** BEGIN Data shown **
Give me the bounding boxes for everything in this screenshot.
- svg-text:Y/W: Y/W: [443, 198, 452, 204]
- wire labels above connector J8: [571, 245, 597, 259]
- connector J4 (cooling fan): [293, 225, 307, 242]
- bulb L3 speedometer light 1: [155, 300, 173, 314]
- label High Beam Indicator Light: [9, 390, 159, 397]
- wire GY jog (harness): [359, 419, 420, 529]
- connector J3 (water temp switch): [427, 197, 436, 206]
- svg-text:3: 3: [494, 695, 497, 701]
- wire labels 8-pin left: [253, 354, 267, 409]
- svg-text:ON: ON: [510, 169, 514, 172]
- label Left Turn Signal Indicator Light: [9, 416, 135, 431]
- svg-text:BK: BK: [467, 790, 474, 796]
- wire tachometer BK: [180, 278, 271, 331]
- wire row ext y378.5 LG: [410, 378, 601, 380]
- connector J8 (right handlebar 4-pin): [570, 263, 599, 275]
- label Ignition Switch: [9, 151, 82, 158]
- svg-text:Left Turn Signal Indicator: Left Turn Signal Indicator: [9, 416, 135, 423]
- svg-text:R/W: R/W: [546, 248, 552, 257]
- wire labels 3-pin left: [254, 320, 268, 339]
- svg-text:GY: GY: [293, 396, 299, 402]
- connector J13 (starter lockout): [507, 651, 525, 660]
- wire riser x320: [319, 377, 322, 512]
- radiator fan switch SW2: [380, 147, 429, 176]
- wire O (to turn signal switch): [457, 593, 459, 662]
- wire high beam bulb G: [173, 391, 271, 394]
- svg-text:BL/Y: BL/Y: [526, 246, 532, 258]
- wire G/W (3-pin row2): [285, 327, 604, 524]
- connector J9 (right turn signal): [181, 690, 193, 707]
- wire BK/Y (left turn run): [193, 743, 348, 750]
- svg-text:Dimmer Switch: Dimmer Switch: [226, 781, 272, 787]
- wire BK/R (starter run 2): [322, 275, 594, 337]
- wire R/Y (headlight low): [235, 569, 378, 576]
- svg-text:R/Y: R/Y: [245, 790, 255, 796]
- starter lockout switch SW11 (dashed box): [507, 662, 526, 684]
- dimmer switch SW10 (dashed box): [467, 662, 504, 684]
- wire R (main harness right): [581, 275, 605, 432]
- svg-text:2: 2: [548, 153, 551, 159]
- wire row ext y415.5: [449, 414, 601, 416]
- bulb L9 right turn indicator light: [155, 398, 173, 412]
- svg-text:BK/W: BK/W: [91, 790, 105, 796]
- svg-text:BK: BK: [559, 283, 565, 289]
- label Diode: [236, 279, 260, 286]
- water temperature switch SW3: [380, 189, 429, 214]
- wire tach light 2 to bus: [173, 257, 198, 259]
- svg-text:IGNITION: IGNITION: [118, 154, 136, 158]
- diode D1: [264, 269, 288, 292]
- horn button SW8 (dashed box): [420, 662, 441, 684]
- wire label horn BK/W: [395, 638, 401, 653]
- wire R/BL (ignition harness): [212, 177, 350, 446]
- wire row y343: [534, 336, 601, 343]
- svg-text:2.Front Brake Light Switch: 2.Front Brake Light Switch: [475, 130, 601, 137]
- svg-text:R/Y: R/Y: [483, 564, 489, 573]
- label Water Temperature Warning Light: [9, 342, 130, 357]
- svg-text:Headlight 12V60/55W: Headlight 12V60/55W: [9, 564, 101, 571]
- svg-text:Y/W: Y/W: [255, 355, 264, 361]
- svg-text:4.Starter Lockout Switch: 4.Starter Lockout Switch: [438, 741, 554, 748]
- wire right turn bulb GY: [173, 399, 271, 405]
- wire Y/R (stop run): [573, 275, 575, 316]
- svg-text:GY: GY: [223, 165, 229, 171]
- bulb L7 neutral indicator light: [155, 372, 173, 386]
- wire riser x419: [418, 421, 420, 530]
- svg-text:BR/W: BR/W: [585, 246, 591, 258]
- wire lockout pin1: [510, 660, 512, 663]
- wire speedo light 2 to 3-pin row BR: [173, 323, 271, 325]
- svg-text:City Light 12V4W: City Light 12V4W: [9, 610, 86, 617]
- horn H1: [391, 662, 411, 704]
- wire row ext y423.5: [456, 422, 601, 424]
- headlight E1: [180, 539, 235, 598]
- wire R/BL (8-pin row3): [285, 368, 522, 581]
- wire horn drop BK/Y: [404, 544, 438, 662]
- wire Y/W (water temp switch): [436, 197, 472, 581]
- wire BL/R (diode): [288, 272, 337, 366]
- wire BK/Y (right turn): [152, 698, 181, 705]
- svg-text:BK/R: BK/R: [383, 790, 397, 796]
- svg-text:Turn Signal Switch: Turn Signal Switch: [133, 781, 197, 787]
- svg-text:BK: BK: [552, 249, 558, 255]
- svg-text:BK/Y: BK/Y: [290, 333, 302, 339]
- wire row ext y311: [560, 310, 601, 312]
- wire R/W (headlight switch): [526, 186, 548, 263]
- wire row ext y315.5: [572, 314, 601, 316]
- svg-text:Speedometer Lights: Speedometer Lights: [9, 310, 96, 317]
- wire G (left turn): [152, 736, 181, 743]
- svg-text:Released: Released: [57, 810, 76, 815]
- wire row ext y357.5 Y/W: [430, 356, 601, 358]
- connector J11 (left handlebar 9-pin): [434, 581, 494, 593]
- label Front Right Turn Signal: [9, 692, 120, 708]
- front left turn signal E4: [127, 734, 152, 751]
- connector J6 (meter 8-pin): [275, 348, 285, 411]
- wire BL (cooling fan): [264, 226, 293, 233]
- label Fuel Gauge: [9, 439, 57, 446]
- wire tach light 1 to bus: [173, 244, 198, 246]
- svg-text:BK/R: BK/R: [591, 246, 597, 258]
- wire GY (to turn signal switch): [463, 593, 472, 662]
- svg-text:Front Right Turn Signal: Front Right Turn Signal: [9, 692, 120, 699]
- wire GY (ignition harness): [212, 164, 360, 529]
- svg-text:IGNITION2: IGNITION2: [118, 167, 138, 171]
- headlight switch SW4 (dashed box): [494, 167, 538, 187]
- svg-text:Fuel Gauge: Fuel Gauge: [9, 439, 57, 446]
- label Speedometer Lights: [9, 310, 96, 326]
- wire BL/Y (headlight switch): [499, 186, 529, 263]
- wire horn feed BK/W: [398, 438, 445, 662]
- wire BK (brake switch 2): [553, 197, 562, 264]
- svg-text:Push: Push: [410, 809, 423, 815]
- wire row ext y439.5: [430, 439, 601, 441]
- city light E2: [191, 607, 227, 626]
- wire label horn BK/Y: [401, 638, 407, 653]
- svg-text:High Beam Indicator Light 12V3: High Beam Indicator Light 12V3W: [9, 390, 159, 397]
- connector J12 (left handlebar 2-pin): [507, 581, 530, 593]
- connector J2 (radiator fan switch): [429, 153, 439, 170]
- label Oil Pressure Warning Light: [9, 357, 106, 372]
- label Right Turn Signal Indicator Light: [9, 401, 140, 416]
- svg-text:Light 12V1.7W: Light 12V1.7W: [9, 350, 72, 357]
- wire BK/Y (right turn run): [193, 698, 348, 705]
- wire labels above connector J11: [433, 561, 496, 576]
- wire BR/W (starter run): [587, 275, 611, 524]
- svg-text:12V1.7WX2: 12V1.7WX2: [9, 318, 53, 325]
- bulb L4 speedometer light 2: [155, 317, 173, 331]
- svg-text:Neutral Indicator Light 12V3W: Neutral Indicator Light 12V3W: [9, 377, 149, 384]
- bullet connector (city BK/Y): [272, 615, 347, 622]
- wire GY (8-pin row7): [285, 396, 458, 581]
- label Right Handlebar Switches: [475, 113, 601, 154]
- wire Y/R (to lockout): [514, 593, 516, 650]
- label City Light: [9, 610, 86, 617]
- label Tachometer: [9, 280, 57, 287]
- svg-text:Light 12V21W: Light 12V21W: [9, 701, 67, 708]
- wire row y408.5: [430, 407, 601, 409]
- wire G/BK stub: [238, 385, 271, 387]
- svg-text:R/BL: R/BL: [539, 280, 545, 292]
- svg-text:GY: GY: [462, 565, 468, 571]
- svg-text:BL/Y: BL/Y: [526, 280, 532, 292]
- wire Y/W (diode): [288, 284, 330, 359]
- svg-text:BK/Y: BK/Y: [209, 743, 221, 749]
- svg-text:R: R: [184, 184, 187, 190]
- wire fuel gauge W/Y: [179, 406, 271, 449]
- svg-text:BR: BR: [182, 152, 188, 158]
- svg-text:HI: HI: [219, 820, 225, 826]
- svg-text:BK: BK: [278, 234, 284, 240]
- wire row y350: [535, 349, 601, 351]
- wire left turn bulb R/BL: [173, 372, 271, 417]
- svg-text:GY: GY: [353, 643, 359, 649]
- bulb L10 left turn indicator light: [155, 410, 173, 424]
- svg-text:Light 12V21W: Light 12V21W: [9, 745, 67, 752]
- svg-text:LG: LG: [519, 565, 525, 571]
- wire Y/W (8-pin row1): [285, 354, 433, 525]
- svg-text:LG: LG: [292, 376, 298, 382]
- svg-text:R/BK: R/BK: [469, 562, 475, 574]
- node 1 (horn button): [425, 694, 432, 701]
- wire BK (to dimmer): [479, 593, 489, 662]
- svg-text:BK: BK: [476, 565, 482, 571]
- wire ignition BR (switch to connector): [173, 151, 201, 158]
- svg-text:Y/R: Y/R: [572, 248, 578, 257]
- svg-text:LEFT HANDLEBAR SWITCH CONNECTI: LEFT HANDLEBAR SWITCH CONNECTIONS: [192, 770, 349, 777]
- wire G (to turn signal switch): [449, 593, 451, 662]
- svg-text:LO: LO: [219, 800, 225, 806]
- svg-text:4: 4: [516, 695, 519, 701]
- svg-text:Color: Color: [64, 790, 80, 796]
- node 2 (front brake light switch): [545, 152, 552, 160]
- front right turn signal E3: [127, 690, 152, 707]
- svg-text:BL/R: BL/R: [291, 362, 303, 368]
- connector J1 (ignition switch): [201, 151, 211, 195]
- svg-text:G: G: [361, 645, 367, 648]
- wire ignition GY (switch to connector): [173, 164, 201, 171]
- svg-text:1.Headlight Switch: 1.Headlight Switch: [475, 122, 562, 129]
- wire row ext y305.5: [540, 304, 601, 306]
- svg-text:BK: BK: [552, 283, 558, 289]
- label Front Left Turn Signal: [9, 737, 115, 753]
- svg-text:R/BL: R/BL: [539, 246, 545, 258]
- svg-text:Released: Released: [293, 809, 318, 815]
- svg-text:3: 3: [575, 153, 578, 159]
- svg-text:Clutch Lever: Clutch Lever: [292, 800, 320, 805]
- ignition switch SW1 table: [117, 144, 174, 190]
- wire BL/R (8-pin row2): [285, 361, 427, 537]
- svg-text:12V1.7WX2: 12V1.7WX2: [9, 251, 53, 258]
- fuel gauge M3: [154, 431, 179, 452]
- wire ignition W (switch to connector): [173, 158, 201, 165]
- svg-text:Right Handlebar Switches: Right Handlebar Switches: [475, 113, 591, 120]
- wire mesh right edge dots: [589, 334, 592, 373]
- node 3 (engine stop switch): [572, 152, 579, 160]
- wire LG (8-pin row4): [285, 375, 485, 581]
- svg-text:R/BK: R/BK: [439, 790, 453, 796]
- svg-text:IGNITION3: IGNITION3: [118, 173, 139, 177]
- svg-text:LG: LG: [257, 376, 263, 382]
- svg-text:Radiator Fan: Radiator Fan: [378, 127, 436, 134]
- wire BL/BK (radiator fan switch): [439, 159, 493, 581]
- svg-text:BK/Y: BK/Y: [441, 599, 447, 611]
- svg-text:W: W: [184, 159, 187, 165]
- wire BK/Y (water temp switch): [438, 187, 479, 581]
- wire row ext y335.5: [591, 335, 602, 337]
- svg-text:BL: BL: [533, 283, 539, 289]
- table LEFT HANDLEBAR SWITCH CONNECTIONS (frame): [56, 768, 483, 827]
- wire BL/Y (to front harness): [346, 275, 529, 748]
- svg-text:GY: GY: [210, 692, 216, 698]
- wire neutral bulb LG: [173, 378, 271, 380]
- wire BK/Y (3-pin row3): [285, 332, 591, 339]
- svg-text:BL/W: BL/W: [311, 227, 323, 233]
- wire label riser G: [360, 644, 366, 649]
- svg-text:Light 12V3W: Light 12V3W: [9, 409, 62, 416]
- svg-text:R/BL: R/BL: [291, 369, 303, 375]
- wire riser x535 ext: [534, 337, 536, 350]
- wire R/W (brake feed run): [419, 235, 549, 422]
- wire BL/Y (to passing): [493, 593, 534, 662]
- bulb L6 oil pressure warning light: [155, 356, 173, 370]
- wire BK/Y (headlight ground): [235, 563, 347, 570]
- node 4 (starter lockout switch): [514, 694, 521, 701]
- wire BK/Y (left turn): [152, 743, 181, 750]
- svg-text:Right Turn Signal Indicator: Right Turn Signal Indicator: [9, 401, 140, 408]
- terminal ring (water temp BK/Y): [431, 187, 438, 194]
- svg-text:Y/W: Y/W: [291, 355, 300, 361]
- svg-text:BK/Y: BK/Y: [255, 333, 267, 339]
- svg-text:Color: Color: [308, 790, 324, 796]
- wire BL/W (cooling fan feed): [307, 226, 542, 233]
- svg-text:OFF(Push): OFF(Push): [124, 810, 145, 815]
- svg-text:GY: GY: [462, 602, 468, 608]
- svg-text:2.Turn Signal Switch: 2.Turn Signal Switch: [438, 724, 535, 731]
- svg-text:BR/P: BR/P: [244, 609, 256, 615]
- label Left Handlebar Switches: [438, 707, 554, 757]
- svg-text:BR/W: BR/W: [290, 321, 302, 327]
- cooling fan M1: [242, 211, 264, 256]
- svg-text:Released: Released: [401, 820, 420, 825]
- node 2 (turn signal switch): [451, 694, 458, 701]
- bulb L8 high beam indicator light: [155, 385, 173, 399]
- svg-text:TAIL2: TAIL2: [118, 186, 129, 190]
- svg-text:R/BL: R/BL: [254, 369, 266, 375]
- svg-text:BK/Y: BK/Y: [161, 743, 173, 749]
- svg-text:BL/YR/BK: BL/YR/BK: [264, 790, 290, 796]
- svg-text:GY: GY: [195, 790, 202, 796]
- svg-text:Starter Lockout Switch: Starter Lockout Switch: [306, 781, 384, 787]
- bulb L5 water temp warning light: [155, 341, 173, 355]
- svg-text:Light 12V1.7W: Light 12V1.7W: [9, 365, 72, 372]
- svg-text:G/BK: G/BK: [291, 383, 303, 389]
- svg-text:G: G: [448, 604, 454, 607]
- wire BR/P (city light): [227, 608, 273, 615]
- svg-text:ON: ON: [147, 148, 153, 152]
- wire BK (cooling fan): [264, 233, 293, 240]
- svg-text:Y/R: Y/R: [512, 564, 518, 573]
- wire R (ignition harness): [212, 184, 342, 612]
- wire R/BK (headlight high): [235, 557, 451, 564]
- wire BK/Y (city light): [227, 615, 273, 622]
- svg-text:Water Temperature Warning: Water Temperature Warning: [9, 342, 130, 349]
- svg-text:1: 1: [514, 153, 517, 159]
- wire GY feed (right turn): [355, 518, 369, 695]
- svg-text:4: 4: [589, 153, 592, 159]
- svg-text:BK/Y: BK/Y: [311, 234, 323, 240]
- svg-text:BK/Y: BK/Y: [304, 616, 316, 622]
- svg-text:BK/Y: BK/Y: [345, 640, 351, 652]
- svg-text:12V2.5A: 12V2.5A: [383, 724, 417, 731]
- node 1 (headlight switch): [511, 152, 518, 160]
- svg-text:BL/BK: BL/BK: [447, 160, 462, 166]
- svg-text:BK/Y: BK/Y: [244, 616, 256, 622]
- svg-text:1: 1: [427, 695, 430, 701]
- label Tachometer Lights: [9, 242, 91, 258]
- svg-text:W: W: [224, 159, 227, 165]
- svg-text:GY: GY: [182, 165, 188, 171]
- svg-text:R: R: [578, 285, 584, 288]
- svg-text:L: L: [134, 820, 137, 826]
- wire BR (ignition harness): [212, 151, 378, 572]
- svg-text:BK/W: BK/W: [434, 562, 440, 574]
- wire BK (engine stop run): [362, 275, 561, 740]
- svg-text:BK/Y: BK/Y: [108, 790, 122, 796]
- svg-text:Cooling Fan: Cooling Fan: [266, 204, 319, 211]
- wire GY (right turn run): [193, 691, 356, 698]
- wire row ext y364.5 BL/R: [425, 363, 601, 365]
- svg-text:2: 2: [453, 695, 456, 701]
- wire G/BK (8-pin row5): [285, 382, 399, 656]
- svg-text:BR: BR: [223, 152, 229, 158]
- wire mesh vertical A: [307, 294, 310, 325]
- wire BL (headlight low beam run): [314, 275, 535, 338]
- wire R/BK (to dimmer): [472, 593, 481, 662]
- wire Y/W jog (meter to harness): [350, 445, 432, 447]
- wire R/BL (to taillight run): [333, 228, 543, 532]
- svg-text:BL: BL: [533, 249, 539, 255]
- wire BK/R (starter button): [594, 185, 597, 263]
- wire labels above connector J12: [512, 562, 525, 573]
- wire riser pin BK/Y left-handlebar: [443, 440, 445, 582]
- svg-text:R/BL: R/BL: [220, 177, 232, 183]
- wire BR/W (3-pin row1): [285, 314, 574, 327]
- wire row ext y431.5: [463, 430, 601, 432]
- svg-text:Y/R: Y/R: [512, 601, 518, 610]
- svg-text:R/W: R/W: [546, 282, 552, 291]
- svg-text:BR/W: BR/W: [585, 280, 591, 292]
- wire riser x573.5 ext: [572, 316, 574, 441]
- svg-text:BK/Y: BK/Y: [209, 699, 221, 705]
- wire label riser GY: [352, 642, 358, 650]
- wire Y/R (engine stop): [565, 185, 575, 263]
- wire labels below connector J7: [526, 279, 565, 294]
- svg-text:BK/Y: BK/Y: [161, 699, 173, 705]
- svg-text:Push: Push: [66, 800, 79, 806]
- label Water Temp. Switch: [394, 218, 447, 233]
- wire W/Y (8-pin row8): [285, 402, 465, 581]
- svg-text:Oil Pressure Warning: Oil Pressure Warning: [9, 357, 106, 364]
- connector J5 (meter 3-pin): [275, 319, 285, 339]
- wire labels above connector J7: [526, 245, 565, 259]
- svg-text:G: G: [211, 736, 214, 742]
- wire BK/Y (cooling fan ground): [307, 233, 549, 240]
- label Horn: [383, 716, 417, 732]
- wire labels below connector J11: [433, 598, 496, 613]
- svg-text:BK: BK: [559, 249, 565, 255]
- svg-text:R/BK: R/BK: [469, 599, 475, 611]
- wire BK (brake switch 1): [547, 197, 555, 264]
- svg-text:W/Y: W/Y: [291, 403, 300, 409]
** END Data shown **
** Goal **
Reproduce the lines from the start of the listing through the line containing "- svg-text:R/W: R/W: [546, 248, 552, 257]", both ends included, unchanged.

** Written answer **
Give me the bounding boxes for everything in this screenshot.
- svg-text:Y/W: Y/W: [443, 198, 452, 204]
- wire labels above connector J8: [571, 245, 597, 259]
- connector J4 (cooling fan): [293, 225, 307, 242]
- bulb L3 speedometer light 1: [155, 300, 173, 314]
- label High Beam Indicator Light: [9, 390, 159, 397]
- wire GY jog (harness): [359, 419, 420, 529]
- connector J3 (water temp switch): [427, 197, 436, 206]
- svg-text:3: 3: [494, 695, 497, 701]
- wire labels 8-pin left: [253, 354, 267, 409]
- svg-text:ON: ON: [510, 169, 514, 172]
- label Left Turn Signal Indicator Light: [9, 416, 135, 431]
- svg-text:BK: BK: [467, 790, 474, 796]
- wire tachometer BK: [180, 278, 271, 331]
- wire row ext y378.5 LG: [410, 378, 601, 380]
- connector J8 (right handlebar 4-pin): [570, 263, 599, 275]
- label Ignition Switch: [9, 151, 82, 158]
- svg-text:Left Turn Signal Indicator: Left Turn Signal Indicator: [9, 416, 135, 423]
- svg-text:R/W: R/W: [546, 248, 552, 257]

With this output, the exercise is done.